┌──

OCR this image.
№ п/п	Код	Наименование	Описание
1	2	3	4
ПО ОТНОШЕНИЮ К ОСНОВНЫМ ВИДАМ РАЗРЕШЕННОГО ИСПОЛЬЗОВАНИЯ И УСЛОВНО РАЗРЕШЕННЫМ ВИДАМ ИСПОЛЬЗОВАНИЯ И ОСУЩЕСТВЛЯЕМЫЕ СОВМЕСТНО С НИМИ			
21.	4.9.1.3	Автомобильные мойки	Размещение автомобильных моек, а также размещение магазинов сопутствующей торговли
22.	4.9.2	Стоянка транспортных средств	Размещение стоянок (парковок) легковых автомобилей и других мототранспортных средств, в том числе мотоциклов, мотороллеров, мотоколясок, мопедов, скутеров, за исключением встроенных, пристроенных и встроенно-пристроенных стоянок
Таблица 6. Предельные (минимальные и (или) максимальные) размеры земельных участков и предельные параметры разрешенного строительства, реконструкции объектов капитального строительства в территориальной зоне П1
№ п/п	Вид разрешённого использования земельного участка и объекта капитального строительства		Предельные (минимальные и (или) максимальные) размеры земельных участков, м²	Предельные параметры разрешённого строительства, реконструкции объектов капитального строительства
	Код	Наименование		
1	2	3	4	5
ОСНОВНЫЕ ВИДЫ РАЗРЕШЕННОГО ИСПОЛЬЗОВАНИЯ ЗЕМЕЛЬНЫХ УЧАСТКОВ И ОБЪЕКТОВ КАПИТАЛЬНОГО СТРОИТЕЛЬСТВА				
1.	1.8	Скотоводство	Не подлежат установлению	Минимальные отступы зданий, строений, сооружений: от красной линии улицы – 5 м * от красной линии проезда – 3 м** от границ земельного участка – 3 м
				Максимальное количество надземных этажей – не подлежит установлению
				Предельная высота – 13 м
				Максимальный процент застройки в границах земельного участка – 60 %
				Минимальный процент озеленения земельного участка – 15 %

└──

• _WHAT IS REQUIRED_
Return all the data above once more, precisely as given.

• _TASK ANSWER_
OCR this image.
№ п/п	Код	Наименование	Описание
1	2	3	4
ПО ОТНОШЕНИЮ К ОСНОВНЫМ ВИДАМ РАЗРЕШЕННОГО ИСПОЛЬЗОВАНИЯ И УСЛОВНО РАЗРЕШЕННЫМ ВИДАМ ИСПОЛЬЗОВАНИЯ И ОСУЩЕСТВЛЯЕМЫЕ СОВМЕСТНО С НИМИ			
21.	4.9.1.3	Автомобильные мойки	Размещение автомобильных моек, а также размещение магазинов сопутствующей торговли
22.	4.9.2	Стоянка транспортных средств	Размещение стоянок (парковок) легковых автомобилей и других мототранспортных средств, в том числе мотоциклов, мотороллеров, мотоколясок, мопедов, скутеров, за исключением встроенных, пристроенных и встроенно-пристроенных стоянок
Таблица 6. Предельные (минимальные и (или) максимальные) размеры земельных участков и предельные параметры разрешенного строительства, реконструкции объектов капитального строительства в территориальной зоне П1
№ п/п	Вид разрешённого использования земельного участка и объекта капитального строительства		Предельные (минимальные и (или) максимальные) размеры земельных участков, м²	Предельные параметры разрешённого строительства, реконструкции объектов капитального строительства
	Код	Наименование		
1	2	3	4	5
ОСНОВНЫЕ ВИДЫ РАЗРЕШЕННОГО ИСПОЛЬЗОВАНИЯ ЗЕМЕЛЬНЫХ УЧАСТКОВ И ОБЪЕКТОВ КАПИТАЛЬНОГО СТРОИТЕЛЬСТВА				
1.	1.8	Скотоводство	Не подлежат установлению	Минимальные отступы зданий, строений, сооружений: от красной линии улицы – 5 м * от красной линии проезда – 3 м** от границ земельного участка – 3 м
				Максимальное количество надземных этажей – не подлежит установлению
				Предельная высота – 13 м
				Максимальный процент застройки в границах земельного участка – 60 %
				Минимальный процент озеленения земельного участка – 15 %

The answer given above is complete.